Records shown:
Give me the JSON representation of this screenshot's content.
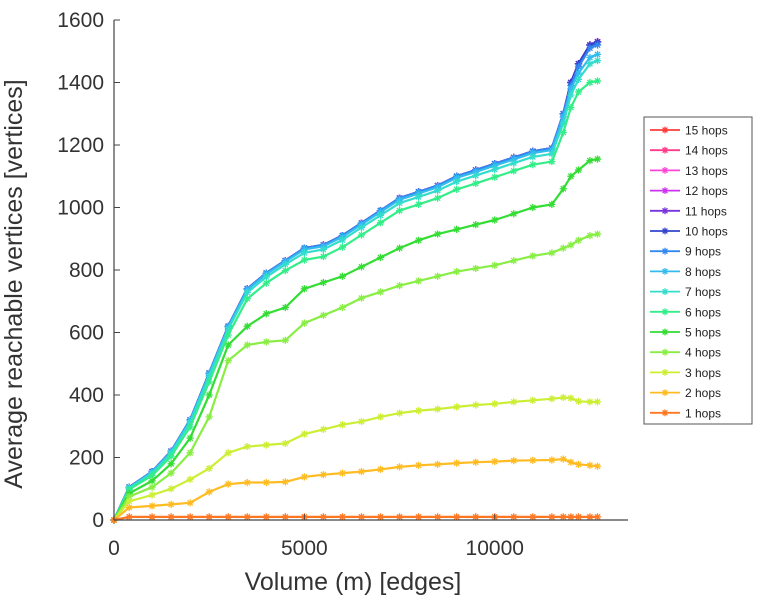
{
  "chart_data": {
    "type": "line",
    "title": "",
    "xlabel": "Volume (m) [edges]",
    "ylabel": "Average reachable vertices [vertices]",
    "xlim": [
      0,
      13500
    ],
    "ylim": [
      0,
      1600
    ],
    "xticks": [
      0,
      5000,
      10000
    ],
    "yticks": [
      0,
      200,
      400,
      600,
      800,
      1000,
      1200,
      1400,
      1600
    ],
    "grid": false,
    "legend_position": "right",
    "x": [
      0,
      400,
      1000,
      1500,
      2000,
      2500,
      3000,
      3500,
      4000,
      4500,
      5000,
      5500,
      6000,
      6500,
      7000,
      7500,
      8000,
      8500,
      9000,
      9500,
      10000,
      10500,
      11000,
      11500,
      11800,
      12000,
      12200,
      12500,
      12700
    ],
    "series": [
      {
        "name": "15 hops",
        "color": "#ff3b3b",
        "values": [
          0,
          105,
          155,
          220,
          320,
          470,
          620,
          740,
          790,
          830,
          870,
          880,
          910,
          950,
          990,
          1030,
          1050,
          1070,
          1100,
          1120,
          1140,
          1160,
          1180,
          1190,
          1300,
          1400,
          1460,
          1520,
          1530
        ]
      },
      {
        "name": "14 hops",
        "color": "#ff3a8a",
        "values": [
          0,
          105,
          155,
          220,
          320,
          470,
          620,
          740,
          790,
          830,
          870,
          880,
          910,
          950,
          990,
          1030,
          1050,
          1070,
          1100,
          1120,
          1140,
          1160,
          1180,
          1190,
          1300,
          1400,
          1460,
          1520,
          1530
        ]
      },
      {
        "name": "13 hops",
        "color": "#ff44d8",
        "values": [
          0,
          105,
          155,
          220,
          320,
          470,
          620,
          740,
          790,
          830,
          870,
          880,
          910,
          950,
          990,
          1030,
          1050,
          1070,
          1100,
          1120,
          1140,
          1160,
          1180,
          1190,
          1300,
          1400,
          1460,
          1520,
          1530
        ]
      },
      {
        "name": "12 hops",
        "color": "#cc33ee",
        "values": [
          0,
          105,
          155,
          220,
          320,
          470,
          620,
          740,
          790,
          830,
          870,
          880,
          910,
          950,
          990,
          1030,
          1050,
          1070,
          1100,
          1120,
          1140,
          1160,
          1180,
          1190,
          1300,
          1400,
          1460,
          1520,
          1530
        ]
      },
      {
        "name": "11 hops",
        "color": "#7733dd",
        "values": [
          0,
          105,
          155,
          220,
          320,
          470,
          620,
          740,
          790,
          830,
          870,
          880,
          910,
          950,
          990,
          1030,
          1050,
          1070,
          1100,
          1120,
          1140,
          1160,
          1180,
          1190,
          1300,
          1400,
          1460,
          1520,
          1530
        ]
      },
      {
        "name": "10 hops",
        "color": "#3344cc",
        "values": [
          0,
          105,
          155,
          220,
          320,
          470,
          620,
          740,
          790,
          830,
          870,
          880,
          910,
          950,
          990,
          1030,
          1050,
          1070,
          1100,
          1120,
          1140,
          1160,
          1180,
          1190,
          1300,
          1400,
          1460,
          1520,
          1530
        ]
      },
      {
        "name": "9 hops",
        "color": "#3388ee",
        "values": [
          0,
          105,
          155,
          220,
          320,
          470,
          620,
          740,
          790,
          830,
          870,
          880,
          910,
          950,
          990,
          1030,
          1050,
          1070,
          1100,
          1120,
          1140,
          1160,
          1180,
          1190,
          1300,
          1390,
          1450,
          1510,
          1520
        ]
      },
      {
        "name": "8 hops",
        "color": "#33bbee",
        "values": [
          0,
          104,
          153,
          218,
          318,
          467,
          617,
          737,
          787,
          827,
          866,
          876,
          906,
          946,
          986,
          1025,
          1045,
          1065,
          1095,
          1114,
          1134,
          1154,
          1174,
          1184,
          1290,
          1380,
          1430,
          1480,
          1490
        ]
      },
      {
        "name": "7 hops",
        "color": "#33ddcc",
        "values": [
          0,
          102,
          150,
          214,
          312,
          460,
          610,
          728,
          778,
          818,
          855,
          866,
          896,
          936,
          975,
          1014,
          1034,
          1054,
          1083,
          1102,
          1122,
          1142,
          1162,
          1172,
          1270,
          1360,
          1410,
          1460,
          1470
        ]
      },
      {
        "name": "6 hops",
        "color": "#33ee88",
        "values": [
          0,
          98,
          142,
          204,
          298,
          442,
          592,
          708,
          758,
          798,
          832,
          843,
          873,
          912,
          951,
          990,
          1010,
          1030,
          1058,
          1077,
          1097,
          1117,
          1137,
          1147,
          1240,
          1320,
          1370,
          1400,
          1405
        ]
      },
      {
        "name": "5 hops",
        "color": "#33dd33",
        "values": [
          0,
          85,
          125,
          180,
          262,
          400,
          560,
          620,
          660,
          680,
          740,
          760,
          780,
          810,
          840,
          870,
          895,
          915,
          930,
          945,
          960,
          980,
          1000,
          1010,
          1060,
          1100,
          1120,
          1150,
          1155
        ]
      },
      {
        "name": "4 hops",
        "color": "#88ee44",
        "values": [
          0,
          75,
          105,
          150,
          215,
          330,
          510,
          560,
          570,
          575,
          630,
          655,
          680,
          710,
          730,
          750,
          765,
          780,
          795,
          805,
          815,
          830,
          845,
          855,
          870,
          880,
          895,
          910,
          915
        ]
      },
      {
        "name": "3 hops",
        "color": "#ccee33",
        "values": [
          0,
          60,
          80,
          100,
          130,
          165,
          215,
          235,
          240,
          245,
          275,
          290,
          305,
          315,
          330,
          342,
          350,
          355,
          362,
          368,
          372,
          378,
          383,
          388,
          392,
          390,
          380,
          378,
          378
        ]
      },
      {
        "name": "2 hops",
        "color": "#ffbb22",
        "values": [
          0,
          40,
          45,
          50,
          55,
          90,
          115,
          120,
          120,
          122,
          138,
          145,
          150,
          155,
          162,
          170,
          175,
          178,
          182,
          185,
          187,
          190,
          191,
          192,
          195,
          185,
          178,
          175,
          172
        ]
      },
      {
        "name": "1 hops",
        "color": "#ff7722",
        "values": [
          0,
          10,
          10,
          10,
          10,
          10,
          10,
          10,
          10,
          10,
          10,
          10,
          10,
          10,
          10,
          10,
          10,
          10,
          10,
          10,
          10,
          10,
          10,
          10,
          10,
          10,
          10,
          10,
          10
        ]
      }
    ]
  }
}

The problem: Using the material above, retype each entry exactly and omit the pictures.

Written solution:
Give me the JSON representation of this screenshot's content.
{
  "chart_data": {
    "type": "line",
    "title": "",
    "xlabel": "Volume (m) [edges]",
    "ylabel": "Average reachable vertices [vertices]",
    "xlim": [
      0,
      13500
    ],
    "ylim": [
      0,
      1600
    ],
    "xticks": [
      0,
      5000,
      10000
    ],
    "yticks": [
      0,
      200,
      400,
      600,
      800,
      1000,
      1200,
      1400,
      1600
    ],
    "grid": false,
    "legend_position": "right",
    "x": [
      0,
      400,
      1000,
      1500,
      2000,
      2500,
      3000,
      3500,
      4000,
      4500,
      5000,
      5500,
      6000,
      6500,
      7000,
      7500,
      8000,
      8500,
      9000,
      9500,
      10000,
      10500,
      11000,
      11500,
      11800,
      12000,
      12200,
      12500,
      12700
    ],
    "series": [
      {
        "name": "15 hops",
        "color": "#ff3b3b",
        "values": [
          0,
          105,
          155,
          220,
          320,
          470,
          620,
          740,
          790,
          830,
          870,
          880,
          910,
          950,
          990,
          1030,
          1050,
          1070,
          1100,
          1120,
          1140,
          1160,
          1180,
          1190,
          1300,
          1400,
          1460,
          1520,
          1530
        ]
      },
      {
        "name": "14 hops",
        "color": "#ff3a8a",
        "values": [
          0,
          105,
          155,
          220,
          320,
          470,
          620,
          740,
          790,
          830,
          870,
          880,
          910,
          950,
          990,
          1030,
          1050,
          1070,
          1100,
          1120,
          1140,
          1160,
          1180,
          1190,
          1300,
          1400,
          1460,
          1520,
          1530
        ]
      },
      {
        "name": "13 hops",
        "color": "#ff44d8",
        "values": [
          0,
          105,
          155,
          220,
          320,
          470,
          620,
          740,
          790,
          830,
          870,
          880,
          910,
          950,
          990,
          1030,
          1050,
          1070,
          1100,
          1120,
          1140,
          1160,
          1180,
          1190,
          1300,
          1400,
          1460,
          1520,
          1530
        ]
      },
      {
        "name": "12 hops",
        "color": "#cc33ee",
        "values": [
          0,
          105,
          155,
          220,
          320,
          470,
          620,
          740,
          790,
          830,
          870,
          880,
          910,
          950,
          990,
          1030,
          1050,
          1070,
          1100,
          1120,
          1140,
          1160,
          1180,
          1190,
          1300,
          1400,
          1460,
          1520,
          1530
        ]
      },
      {
        "name": "11 hops",
        "color": "#7733dd",
        "values": [
          0,
          105,
          155,
          220,
          320,
          470,
          620,
          740,
          790,
          830,
          870,
          880,
          910,
          950,
          990,
          1030,
          1050,
          1070,
          1100,
          1120,
          1140,
          1160,
          1180,
          1190,
          1300,
          1400,
          1460,
          1520,
          1530
        ]
      },
      {
        "name": "10 hops",
        "color": "#3344cc",
        "values": [
          0,
          105,
          155,
          220,
          320,
          470,
          620,
          740,
          790,
          830,
          870,
          880,
          910,
          950,
          990,
          1030,
          1050,
          1070,
          1100,
          1120,
          1140,
          1160,
          1180,
          1190,
          1300,
          1400,
          1460,
          1520,
          1530
        ]
      },
      {
        "name": "9 hops",
        "color": "#3388ee",
        "values": [
          0,
          105,
          155,
          220,
          320,
          470,
          620,
          740,
          790,
          830,
          870,
          880,
          910,
          950,
          990,
          1030,
          1050,
          1070,
          1100,
          1120,
          1140,
          1160,
          1180,
          1190,
          1300,
          1390,
          1450,
          1510,
          1520
        ]
      },
      {
        "name": "8 hops",
        "color": "#33bbee",
        "values": [
          0,
          104,
          153,
          218,
          318,
          467,
          617,
          737,
          787,
          827,
          866,
          876,
          906,
          946,
          986,
          1025,
          1045,
          1065,
          1095,
          1114,
          1134,
          1154,
          1174,
          1184,
          1290,
          1380,
          1430,
          1480,
          1490
        ]
      },
      {
        "name": "7 hops",
        "color": "#33ddcc",
        "values": [
          0,
          102,
          150,
          214,
          312,
          460,
          610,
          728,
          778,
          818,
          855,
          866,
          896,
          936,
          975,
          1014,
          1034,
          1054,
          1083,
          1102,
          1122,
          1142,
          1162,
          1172,
          1270,
          1360,
          1410,
          1460,
          1470
        ]
      },
      {
        "name": "6 hops",
        "color": "#33ee88",
        "values": [
          0,
          98,
          142,
          204,
          298,
          442,
          592,
          708,
          758,
          798,
          832,
          843,
          873,
          912,
          951,
          990,
          1010,
          1030,
          1058,
          1077,
          1097,
          1117,
          1137,
          1147,
          1240,
          1320,
          1370,
          1400,
          1405
        ]
      },
      {
        "name": "5 hops",
        "color": "#33dd33",
        "values": [
          0,
          85,
          125,
          180,
          262,
          400,
          560,
          620,
          660,
          680,
          740,
          760,
          780,
          810,
          840,
          870,
          895,
          915,
          930,
          945,
          960,
          980,
          1000,
          1010,
          1060,
          1100,
          1120,
          1150,
          1155
        ]
      },
      {
        "name": "4 hops",
        "color": "#88ee44",
        "values": [
          0,
          75,
          105,
          150,
          215,
          330,
          510,
          560,
          570,
          575,
          630,
          655,
          680,
          710,
          730,
          750,
          765,
          780,
          795,
          805,
          815,
          830,
          845,
          855,
          870,
          880,
          895,
          910,
          915
        ]
      },
      {
        "name": "3 hops",
        "color": "#ccee33",
        "values": [
          0,
          60,
          80,
          100,
          130,
          165,
          215,
          235,
          240,
          245,
          275,
          290,
          305,
          315,
          330,
          342,
          350,
          355,
          362,
          368,
          372,
          378,
          383,
          388,
          392,
          390,
          380,
          378,
          378
        ]
      },
      {
        "name": "2 hops",
        "color": "#ffbb22",
        "values": [
          0,
          40,
          45,
          50,
          55,
          90,
          115,
          120,
          120,
          122,
          138,
          145,
          150,
          155,
          162,
          170,
          175,
          178,
          182,
          185,
          187,
          190,
          191,
          192,
          195,
          185,
          178,
          175,
          172
        ]
      },
      {
        "name": "1 hops",
        "color": "#ff7722",
        "values": [
          0,
          10,
          10,
          10,
          10,
          10,
          10,
          10,
          10,
          10,
          10,
          10,
          10,
          10,
          10,
          10,
          10,
          10,
          10,
          10,
          10,
          10,
          10,
          10,
          10,
          10,
          10,
          10,
          10
        ]
      }
    ]
  }
}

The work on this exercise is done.